### Record set
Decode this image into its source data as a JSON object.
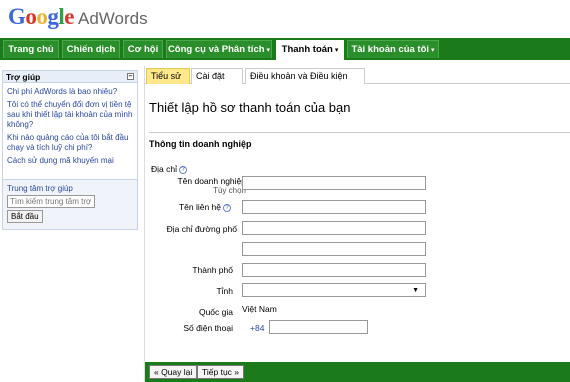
{
  "app": {
    "logo_google": "Google",
    "logo_product": "AdWords"
  },
  "nav": {
    "tabs": [
      {
        "label": "Trang chủ"
      },
      {
        "label": "Chiến dịch"
      },
      {
        "label": "Cơ hội"
      },
      {
        "label": "Công cụ và Phân tích",
        "caret": "▾"
      },
      {
        "label": "Thanh toán",
        "caret": "▾"
      },
      {
        "label": "Tài khoản của tôi",
        "caret": "▾"
      }
    ]
  },
  "sidebar": {
    "title": "Trợ giúp",
    "minimize": "–",
    "links": [
      "Chi phí AdWords là bao nhiêu?",
      "Tôi có thể chuyển đổi đơn vị tiền tệ sau khi thiết lập tài khoản của mình không?",
      "Khi nào quảng cáo của tôi bắt đầu chạy và tích luỹ chi phí?",
      "Cách sử dụng mã khuyến mại"
    ],
    "help_center_label": "Trung tâm trợ giúp",
    "search_placeholder": "Tìm kiếm trung tâm trợ",
    "search_button": "Bắt đầu"
  },
  "subtabs": [
    "Tiểu sử",
    "Cài đặt",
    "Điều khoản và Điều kiện"
  ],
  "page_title": "Thiết lập hồ sơ thanh toán của bạn",
  "section_title": "Thông tin doanh nghiệp",
  "form": {
    "address_label": "Địa chỉ",
    "business_name_label": "Tên doanh nghiệp",
    "business_name_sub": "Tùy chọn",
    "contact_name_label": "Tên liên hệ",
    "street_label": "Địa chỉ đường phố",
    "city_label": "Thành phố",
    "province_label": "Tỉnh",
    "country_label": "Quốc gia",
    "country_value": "Việt Nam",
    "phone_label": "Số điện thoại",
    "phone_prefix": "+84",
    "help": "?",
    "dropdown_arrow": "▼"
  },
  "footer": {
    "back_button": "« Quay lại",
    "continue_button": "Tiếp tục »"
  }
}
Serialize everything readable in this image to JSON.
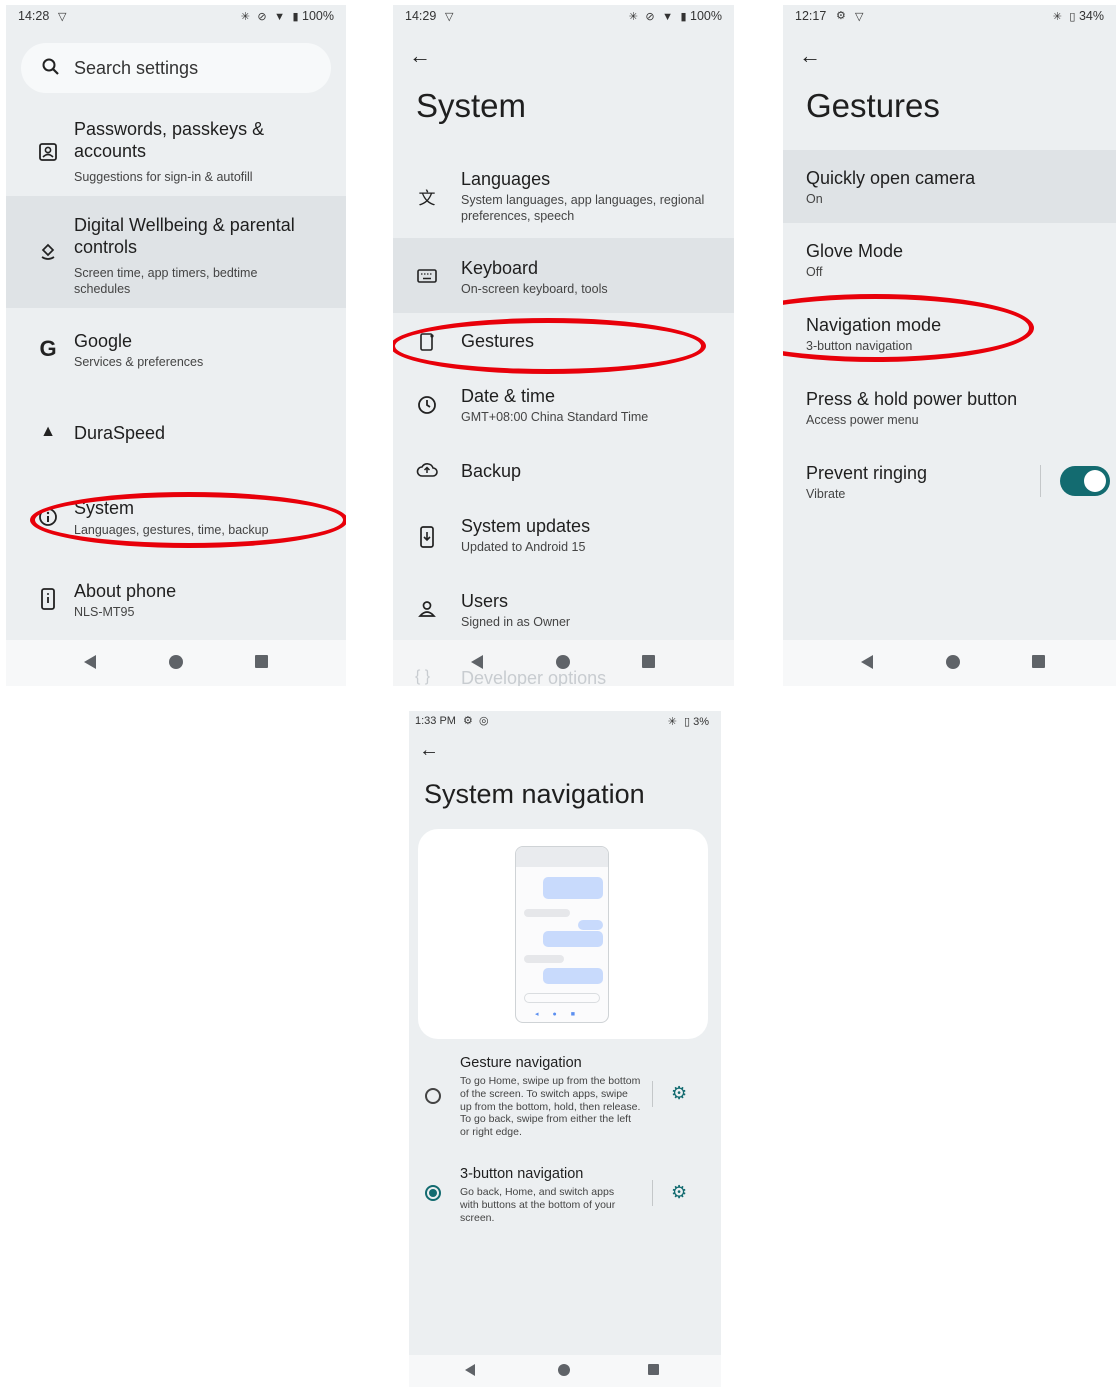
{
  "screen1": {
    "status": {
      "time": "14:28",
      "battery": "100%"
    },
    "search_placeholder": "Search settings",
    "items": [
      {
        "title": "Passwords, passkeys & accounts",
        "subtitle": "Suggestions for sign-in & autofill",
        "icon": "account-box-icon"
      },
      {
        "title": "Digital Wellbeing & parental controls",
        "subtitle": "Screen time, app timers, bedtime schedules",
        "icon": "wellbeing-icon"
      },
      {
        "title": "Google",
        "subtitle": "Services & preferences",
        "icon": "google-icon"
      },
      {
        "title": "DuraSpeed",
        "subtitle": "",
        "icon": "rocket-icon"
      },
      {
        "title": "System",
        "subtitle": "Languages, gestures, time, backup",
        "icon": "info-icon"
      },
      {
        "title": "About phone",
        "subtitle": "NLS-MT95",
        "icon": "phone-info-icon"
      }
    ]
  },
  "screen2": {
    "status": {
      "time": "14:29",
      "battery": "100%"
    },
    "title": "System",
    "items": [
      {
        "title": "Languages",
        "subtitle": "System languages, app languages, regional preferences, speech",
        "icon": "translate-icon"
      },
      {
        "title": "Keyboard",
        "subtitle": "On-screen keyboard, tools",
        "icon": "keyboard-icon"
      },
      {
        "title": "Gestures",
        "subtitle": "",
        "icon": "gestures-icon"
      },
      {
        "title": "Date & time",
        "subtitle": "GMT+08:00 China Standard Time",
        "icon": "clock-icon"
      },
      {
        "title": "Backup",
        "subtitle": "",
        "icon": "cloud-backup-icon"
      },
      {
        "title": "System updates",
        "subtitle": "Updated to Android 15",
        "icon": "system-update-icon"
      },
      {
        "title": "Users",
        "subtitle": "Signed in as Owner",
        "icon": "user-icon"
      },
      {
        "title": "Developer options",
        "subtitle": "",
        "icon": "code-braces-icon"
      }
    ]
  },
  "screen3": {
    "status": {
      "time": "12:17",
      "battery": "34%"
    },
    "title": "Gestures",
    "items": [
      {
        "title": "Quickly open camera",
        "subtitle": "On"
      },
      {
        "title": "Glove Mode",
        "subtitle": "Off"
      },
      {
        "title": "Navigation mode",
        "subtitle": "3-button navigation"
      },
      {
        "title": "Press & hold power button",
        "subtitle": "Access power menu"
      },
      {
        "title": "Prevent ringing",
        "subtitle": "Vibrate",
        "toggle_on": true
      }
    ]
  },
  "screen4": {
    "status": {
      "time": "1:33 PM",
      "battery": "3%"
    },
    "title": "System navigation",
    "options": [
      {
        "title": "Gesture navigation",
        "description": "To go Home, swipe up from the bottom of the screen. To switch apps, swipe up from the bottom, hold, then release. To go back, swipe from either the left or right edge.",
        "selected": false
      },
      {
        "title": "3-button navigation",
        "description": "Go back, Home, and switch apps with buttons at the bottom of your screen.",
        "selected": true
      }
    ]
  },
  "colors": {
    "accent": "#136b70",
    "annotation": "#e8000a",
    "background": "#eceff1",
    "highlight": "#dfe3e6"
  }
}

### Set exercise
Pictures in the data above should not be copied; transcribe everything else exactly.

### Solution to the problem
Decode this image into its source data as a JSON object.
{
  "app": {
    "logo_google": "Google",
    "logo_product": "AdWords"
  },
  "nav": {
    "tabs": [
      {
        "label": "Trang chủ"
      },
      {
        "label": "Chiến dịch"
      },
      {
        "label": "Cơ hội"
      },
      {
        "label": "Công cụ và Phân tích",
        "caret": "▾"
      },
      {
        "label": "Thanh toán",
        "caret": "▾"
      },
      {
        "label": "Tài khoản của tôi",
        "caret": "▾"
      }
    ]
  },
  "sidebar": {
    "title": "Trợ giúp",
    "minimize": "–",
    "links": [
      "Chi phí AdWords là bao nhiêu?",
      "Tôi có thể chuyển đổi đơn vị tiền tệ sau khi thiết lập tài khoản của mình không?",
      "Khi nào quảng cáo của tôi bắt đầu chạy và tích luỹ chi phí?",
      "Cách sử dụng mã khuyến mại"
    ],
    "help_center_label": "Trung tâm trợ giúp",
    "search_placeholder": "Tìm kiếm trung tâm trợ",
    "search_button": "Bắt đầu"
  },
  "subtabs": [
    "Tiểu sử",
    "Cài đặt",
    "Điều khoản và Điều kiện"
  ],
  "page_title": "Thiết lập hồ sơ thanh toán của bạn",
  "section_title": "Thông tin doanh nghiệp",
  "form": {
    "address_label": "Địa chỉ",
    "business_name_label": "Tên doanh nghiệp",
    "business_name_sub": "Tùy chọn",
    "contact_name_label": "Tên liên hệ",
    "street_label": "Địa chỉ đường phố",
    "city_label": "Thành phố",
    "province_label": "Tỉnh",
    "country_label": "Quốc gia",
    "country_value": "Việt Nam",
    "phone_label": "Số điện thoại",
    "phone_prefix": "+84",
    "help": "?",
    "dropdown_arrow": "▼"
  },
  "footer": {
    "back_button": "« Quay lại",
    "continue_button": "Tiếp tục »"
  }
}
Serialize everything readable in this image to JSON.
{
  "screen1": {
    "status": {
      "time": "14:28",
      "battery": "100%"
    },
    "search_placeholder": "Search settings",
    "items": [
      {
        "title": "Passwords, passkeys & accounts",
        "subtitle": "Suggestions for sign-in & autofill",
        "icon": "account-box-icon"
      },
      {
        "title": "Digital Wellbeing & parental controls",
        "subtitle": "Screen time, app timers, bedtime schedules",
        "icon": "wellbeing-icon"
      },
      {
        "title": "Google",
        "subtitle": "Services & preferences",
        "icon": "google-icon"
      },
      {
        "title": "DuraSpeed",
        "subtitle": "",
        "icon": "rocket-icon"
      },
      {
        "title": "System",
        "subtitle": "Languages, gestures, time, backup",
        "icon": "info-icon"
      },
      {
        "title": "About phone",
        "subtitle": "NLS-MT95",
        "icon": "phone-info-icon"
      }
    ]
  },
  "screen2": {
    "status": {
      "time": "14:29",
      "battery": "100%"
    },
    "title": "System",
    "items": [
      {
        "title": "Languages",
        "subtitle": "System languages, app languages, regional preferences, speech",
        "icon": "translate-icon"
      },
      {
        "title": "Keyboard",
        "subtitle": "On-screen keyboard, tools",
        "icon": "keyboard-icon"
      },
      {
        "title": "Gestures",
        "subtitle": "",
        "icon": "gestures-icon"
      },
      {
        "title": "Date & time",
        "subtitle": "GMT+08:00 China Standard Time",
        "icon": "clock-icon"
      },
      {
        "title": "Backup",
        "subtitle": "",
        "icon": "cloud-backup-icon"
      },
      {
        "title": "System updates",
        "subtitle": "Updated to Android 15",
        "icon": "system-update-icon"
      },
      {
        "title": "Users",
        "subtitle": "Signed in as Owner",
        "icon": "user-icon"
      },
      {
        "title": "Developer options",
        "subtitle": "",
        "icon": "code-braces-icon"
      }
    ]
  },
  "screen3": {
    "status": {
      "time": "12:17",
      "battery": "34%"
    },
    "title": "Gestures",
    "items": [
      {
        "title": "Quickly open camera",
        "subtitle": "On"
      },
      {
        "title": "Glove Mode",
        "subtitle": "Off"
      },
      {
        "title": "Navigation mode",
        "subtitle": "3-button navigation"
      },
      {
        "title": "Press & hold power button",
        "subtitle": "Access power menu"
      },
      {
        "title": "Prevent ringing",
        "subtitle": "Vibrate",
        "toggle_on": true
      }
    ]
  },
  "screen4": {
    "status": {
      "time": "1:33 PM",
      "battery": "3%"
    },
    "title": "System navigation",
    "options": [
      {
        "title": "Gesture navigation",
        "description": "To go Home, swipe up from the bottom of the screen. To switch apps, swipe up from the bottom, hold, then release. To go back, swipe from either the left or right edge.",
        "selected": false
      },
      {
        "title": "3-button navigation",
        "description": "Go back, Home, and switch apps with buttons at the bottom of your screen.",
        "selected": true
      }
    ]
  },
  "colors": {
    "accent": "#136b70",
    "annotation": "#e8000a",
    "background": "#eceff1",
    "highlight": "#dfe3e6"
  }
}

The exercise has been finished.